DIRECTIONS: Which lines below hold the word "Scientific"? Copy all of them.
[Opening DATA RECORDS section]
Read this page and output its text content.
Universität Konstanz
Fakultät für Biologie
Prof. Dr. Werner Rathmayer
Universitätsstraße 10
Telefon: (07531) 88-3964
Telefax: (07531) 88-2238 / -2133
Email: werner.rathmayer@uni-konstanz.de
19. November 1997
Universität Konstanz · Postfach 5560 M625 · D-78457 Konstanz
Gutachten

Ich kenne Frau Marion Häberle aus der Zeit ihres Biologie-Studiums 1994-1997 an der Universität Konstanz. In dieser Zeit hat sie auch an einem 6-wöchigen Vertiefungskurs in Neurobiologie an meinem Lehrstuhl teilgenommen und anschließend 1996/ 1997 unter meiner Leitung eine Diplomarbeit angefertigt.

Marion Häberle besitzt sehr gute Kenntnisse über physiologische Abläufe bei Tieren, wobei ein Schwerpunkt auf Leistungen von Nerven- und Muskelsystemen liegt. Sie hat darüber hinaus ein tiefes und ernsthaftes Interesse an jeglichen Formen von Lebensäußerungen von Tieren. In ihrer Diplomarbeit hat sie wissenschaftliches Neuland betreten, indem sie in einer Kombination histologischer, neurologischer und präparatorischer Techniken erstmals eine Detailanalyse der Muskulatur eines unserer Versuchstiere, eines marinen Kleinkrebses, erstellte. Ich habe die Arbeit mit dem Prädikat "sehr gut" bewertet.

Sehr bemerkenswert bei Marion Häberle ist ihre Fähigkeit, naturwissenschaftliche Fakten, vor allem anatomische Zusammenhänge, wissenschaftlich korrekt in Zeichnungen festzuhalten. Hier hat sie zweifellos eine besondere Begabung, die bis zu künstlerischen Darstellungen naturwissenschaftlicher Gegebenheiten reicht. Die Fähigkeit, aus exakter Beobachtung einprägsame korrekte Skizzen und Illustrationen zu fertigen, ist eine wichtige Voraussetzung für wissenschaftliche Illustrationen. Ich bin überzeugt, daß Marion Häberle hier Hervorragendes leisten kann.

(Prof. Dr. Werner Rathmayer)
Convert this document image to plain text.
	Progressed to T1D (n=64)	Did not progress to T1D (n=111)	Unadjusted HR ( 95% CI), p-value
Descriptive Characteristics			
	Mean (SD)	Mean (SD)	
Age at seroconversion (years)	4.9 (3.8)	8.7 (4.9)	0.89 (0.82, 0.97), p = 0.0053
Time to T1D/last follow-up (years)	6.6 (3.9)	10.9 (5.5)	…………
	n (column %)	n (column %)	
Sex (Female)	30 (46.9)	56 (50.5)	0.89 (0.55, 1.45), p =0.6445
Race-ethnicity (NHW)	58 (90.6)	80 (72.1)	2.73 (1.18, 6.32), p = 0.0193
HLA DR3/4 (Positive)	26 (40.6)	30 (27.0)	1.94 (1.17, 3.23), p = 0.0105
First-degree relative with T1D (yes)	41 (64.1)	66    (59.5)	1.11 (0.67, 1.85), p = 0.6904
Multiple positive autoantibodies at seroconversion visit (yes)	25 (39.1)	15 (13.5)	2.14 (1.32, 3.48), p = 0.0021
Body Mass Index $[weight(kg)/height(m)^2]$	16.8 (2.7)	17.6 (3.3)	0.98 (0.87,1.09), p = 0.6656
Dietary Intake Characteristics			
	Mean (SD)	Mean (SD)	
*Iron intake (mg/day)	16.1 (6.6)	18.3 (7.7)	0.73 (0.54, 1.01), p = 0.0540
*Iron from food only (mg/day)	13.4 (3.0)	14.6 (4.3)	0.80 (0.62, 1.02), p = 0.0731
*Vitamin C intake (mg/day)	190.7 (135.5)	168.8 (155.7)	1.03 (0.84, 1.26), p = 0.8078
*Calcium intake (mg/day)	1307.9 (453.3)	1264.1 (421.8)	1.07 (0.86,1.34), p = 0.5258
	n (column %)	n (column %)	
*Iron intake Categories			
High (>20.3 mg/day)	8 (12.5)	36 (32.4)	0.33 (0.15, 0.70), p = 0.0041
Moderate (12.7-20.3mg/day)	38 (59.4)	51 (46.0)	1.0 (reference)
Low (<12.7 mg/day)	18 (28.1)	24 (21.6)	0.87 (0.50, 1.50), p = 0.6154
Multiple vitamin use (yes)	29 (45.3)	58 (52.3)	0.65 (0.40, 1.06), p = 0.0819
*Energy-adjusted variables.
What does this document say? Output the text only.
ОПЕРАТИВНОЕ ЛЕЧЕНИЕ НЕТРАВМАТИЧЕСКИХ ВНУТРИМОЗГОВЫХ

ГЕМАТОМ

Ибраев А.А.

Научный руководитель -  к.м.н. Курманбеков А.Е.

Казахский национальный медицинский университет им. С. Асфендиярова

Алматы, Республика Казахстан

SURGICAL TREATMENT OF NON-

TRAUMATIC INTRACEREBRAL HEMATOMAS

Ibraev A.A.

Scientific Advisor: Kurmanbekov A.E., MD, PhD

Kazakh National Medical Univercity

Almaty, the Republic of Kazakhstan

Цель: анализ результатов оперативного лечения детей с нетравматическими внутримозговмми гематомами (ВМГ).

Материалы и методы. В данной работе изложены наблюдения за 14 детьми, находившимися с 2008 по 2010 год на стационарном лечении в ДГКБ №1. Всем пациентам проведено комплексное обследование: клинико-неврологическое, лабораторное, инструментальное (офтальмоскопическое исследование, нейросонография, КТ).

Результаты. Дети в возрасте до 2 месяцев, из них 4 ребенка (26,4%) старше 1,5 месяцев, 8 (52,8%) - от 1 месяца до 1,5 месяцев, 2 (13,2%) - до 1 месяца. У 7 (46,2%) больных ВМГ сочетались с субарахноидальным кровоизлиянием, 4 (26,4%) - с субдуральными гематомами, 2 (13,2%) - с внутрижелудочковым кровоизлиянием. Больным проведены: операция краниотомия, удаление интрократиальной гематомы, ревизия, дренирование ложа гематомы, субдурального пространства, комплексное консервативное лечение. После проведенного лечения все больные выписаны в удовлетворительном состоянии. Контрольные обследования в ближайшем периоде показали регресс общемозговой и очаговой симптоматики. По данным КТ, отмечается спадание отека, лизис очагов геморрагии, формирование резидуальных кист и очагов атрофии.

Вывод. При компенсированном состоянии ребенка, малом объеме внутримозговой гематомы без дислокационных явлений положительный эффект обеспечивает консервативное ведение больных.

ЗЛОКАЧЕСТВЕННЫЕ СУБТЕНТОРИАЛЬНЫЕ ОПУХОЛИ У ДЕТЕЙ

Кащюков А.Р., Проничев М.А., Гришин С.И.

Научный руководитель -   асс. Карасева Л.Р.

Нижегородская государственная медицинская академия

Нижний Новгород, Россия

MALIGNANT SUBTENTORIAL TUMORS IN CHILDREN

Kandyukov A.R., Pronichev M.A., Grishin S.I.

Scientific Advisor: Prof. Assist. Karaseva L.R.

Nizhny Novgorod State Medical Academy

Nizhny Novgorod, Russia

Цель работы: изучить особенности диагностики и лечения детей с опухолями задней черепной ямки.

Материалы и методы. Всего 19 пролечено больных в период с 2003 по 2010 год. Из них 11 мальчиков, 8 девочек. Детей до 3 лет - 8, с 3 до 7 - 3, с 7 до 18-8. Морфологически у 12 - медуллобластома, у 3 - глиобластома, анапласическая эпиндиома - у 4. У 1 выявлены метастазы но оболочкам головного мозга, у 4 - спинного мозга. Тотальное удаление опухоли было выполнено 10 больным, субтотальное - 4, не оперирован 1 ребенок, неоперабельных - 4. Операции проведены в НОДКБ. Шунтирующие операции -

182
[Closing DATA RECORDS section]
ANSWER SPACE:
Scientific Advisor: Kurmanbekov A.E., MD, PhD
Scientific Advisor: Prof. Assist. Karaseva L.R.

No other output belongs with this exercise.